>> Begin PROVIDED DATA

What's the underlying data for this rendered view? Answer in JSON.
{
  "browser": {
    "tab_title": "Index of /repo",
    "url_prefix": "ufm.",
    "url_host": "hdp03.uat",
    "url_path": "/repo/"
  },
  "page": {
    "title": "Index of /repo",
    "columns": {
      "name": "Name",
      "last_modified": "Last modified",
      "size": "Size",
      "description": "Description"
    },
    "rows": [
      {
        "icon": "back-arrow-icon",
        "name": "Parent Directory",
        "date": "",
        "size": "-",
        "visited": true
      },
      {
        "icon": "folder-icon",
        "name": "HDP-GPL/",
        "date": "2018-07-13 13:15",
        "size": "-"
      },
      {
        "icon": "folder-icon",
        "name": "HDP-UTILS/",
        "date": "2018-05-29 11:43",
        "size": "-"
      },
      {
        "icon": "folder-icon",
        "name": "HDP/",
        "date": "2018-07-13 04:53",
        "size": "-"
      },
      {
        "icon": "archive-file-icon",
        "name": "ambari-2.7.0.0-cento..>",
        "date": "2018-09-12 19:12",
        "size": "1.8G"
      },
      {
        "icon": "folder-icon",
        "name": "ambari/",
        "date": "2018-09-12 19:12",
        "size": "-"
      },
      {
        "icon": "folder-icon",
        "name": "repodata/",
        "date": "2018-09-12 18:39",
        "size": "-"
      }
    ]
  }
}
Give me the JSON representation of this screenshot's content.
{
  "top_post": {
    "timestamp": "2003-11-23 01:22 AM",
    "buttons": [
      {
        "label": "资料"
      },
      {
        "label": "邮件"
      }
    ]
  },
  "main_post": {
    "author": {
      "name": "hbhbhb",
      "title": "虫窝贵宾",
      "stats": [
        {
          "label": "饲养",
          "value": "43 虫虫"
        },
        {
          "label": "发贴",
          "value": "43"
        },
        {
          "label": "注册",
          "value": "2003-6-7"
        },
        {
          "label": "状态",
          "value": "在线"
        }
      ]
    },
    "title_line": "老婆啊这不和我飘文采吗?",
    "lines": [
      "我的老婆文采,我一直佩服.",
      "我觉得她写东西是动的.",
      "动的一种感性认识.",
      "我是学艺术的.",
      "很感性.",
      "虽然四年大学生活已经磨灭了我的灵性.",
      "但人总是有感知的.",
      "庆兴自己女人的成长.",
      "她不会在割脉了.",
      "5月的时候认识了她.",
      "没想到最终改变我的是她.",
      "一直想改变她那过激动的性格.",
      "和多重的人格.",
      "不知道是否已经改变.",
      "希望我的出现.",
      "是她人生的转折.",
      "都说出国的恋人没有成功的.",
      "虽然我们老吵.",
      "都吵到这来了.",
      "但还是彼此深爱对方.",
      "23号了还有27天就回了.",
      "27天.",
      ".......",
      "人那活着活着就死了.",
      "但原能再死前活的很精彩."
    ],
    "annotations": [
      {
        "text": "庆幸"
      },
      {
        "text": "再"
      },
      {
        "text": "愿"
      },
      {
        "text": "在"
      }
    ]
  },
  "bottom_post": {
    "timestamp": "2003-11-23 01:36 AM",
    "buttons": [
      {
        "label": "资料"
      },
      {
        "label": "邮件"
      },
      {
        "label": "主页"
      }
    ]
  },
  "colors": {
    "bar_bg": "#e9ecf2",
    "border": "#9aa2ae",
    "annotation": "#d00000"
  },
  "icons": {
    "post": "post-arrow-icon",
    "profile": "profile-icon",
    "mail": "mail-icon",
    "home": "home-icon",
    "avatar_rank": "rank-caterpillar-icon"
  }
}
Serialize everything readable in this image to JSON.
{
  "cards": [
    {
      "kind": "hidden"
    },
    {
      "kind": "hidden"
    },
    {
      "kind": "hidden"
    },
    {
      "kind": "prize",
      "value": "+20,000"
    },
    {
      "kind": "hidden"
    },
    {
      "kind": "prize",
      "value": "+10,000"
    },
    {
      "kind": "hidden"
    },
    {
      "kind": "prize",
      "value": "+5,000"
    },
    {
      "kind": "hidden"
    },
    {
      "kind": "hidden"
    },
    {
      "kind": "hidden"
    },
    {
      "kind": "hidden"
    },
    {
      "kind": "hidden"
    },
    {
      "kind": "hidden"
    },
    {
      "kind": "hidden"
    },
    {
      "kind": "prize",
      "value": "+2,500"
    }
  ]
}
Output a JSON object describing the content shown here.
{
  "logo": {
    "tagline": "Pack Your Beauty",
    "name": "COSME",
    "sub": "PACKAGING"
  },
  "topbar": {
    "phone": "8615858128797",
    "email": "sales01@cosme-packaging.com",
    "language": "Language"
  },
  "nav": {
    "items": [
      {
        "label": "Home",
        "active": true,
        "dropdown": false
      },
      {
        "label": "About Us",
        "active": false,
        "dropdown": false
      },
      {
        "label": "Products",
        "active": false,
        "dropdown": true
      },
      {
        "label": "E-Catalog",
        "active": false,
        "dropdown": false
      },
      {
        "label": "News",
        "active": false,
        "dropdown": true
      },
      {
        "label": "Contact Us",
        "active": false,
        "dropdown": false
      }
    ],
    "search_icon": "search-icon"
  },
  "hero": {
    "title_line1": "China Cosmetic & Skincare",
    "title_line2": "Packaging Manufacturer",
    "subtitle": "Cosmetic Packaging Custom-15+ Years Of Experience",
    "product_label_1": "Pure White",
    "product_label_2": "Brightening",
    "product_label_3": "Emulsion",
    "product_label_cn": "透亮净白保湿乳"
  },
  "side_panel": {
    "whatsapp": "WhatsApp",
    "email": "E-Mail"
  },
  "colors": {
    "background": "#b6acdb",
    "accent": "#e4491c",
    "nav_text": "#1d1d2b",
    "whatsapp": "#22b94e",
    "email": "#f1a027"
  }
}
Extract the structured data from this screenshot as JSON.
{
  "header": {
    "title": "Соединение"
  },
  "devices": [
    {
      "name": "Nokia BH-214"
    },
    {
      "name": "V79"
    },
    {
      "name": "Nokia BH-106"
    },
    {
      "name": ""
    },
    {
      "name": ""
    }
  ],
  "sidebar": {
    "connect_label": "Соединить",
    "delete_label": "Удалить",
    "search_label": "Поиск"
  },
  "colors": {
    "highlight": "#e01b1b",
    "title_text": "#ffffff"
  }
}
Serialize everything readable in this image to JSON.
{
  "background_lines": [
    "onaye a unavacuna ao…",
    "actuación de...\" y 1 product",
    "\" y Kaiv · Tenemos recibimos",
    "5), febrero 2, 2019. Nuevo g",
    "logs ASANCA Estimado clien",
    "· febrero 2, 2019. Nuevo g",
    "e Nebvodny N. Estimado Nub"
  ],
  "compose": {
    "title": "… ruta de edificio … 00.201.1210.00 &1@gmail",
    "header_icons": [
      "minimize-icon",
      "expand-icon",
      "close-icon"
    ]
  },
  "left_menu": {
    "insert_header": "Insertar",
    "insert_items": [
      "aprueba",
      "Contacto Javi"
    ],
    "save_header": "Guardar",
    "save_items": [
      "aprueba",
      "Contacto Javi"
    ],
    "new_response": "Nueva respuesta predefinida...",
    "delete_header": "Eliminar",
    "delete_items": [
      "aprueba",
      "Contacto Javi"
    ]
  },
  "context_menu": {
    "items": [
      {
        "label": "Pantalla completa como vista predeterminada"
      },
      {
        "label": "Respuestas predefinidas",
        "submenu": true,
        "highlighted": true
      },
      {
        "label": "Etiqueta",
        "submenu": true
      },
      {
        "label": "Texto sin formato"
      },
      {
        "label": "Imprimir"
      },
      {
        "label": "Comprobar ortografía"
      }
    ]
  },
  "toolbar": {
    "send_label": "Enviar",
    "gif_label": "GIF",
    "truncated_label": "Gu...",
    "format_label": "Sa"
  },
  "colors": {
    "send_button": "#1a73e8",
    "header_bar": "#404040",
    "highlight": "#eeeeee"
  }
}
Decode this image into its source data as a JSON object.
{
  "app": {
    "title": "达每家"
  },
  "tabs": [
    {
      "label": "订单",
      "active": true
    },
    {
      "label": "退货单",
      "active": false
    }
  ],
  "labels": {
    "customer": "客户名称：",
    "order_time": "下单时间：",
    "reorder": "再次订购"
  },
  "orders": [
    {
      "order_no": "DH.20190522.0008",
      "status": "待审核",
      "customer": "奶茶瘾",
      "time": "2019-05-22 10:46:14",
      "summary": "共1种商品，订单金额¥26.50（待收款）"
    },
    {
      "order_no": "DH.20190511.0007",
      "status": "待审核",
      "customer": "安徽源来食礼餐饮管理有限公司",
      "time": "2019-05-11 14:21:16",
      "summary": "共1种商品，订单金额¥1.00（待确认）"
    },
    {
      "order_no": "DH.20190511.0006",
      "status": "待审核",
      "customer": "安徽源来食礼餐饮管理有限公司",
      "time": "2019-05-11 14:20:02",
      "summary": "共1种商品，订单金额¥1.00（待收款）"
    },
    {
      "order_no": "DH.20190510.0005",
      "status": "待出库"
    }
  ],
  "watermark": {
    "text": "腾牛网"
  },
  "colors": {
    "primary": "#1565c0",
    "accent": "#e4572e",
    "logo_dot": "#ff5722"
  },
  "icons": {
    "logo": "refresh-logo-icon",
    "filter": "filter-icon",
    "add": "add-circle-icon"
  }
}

>> End PROVIDED DATA

WORK REQUIRED> Extract every line of the records above that contains the word "arrow".

COMPLETE OUTPUT>
        "icon": "back-arrow-icon",
    "post": "post-arrow-icon",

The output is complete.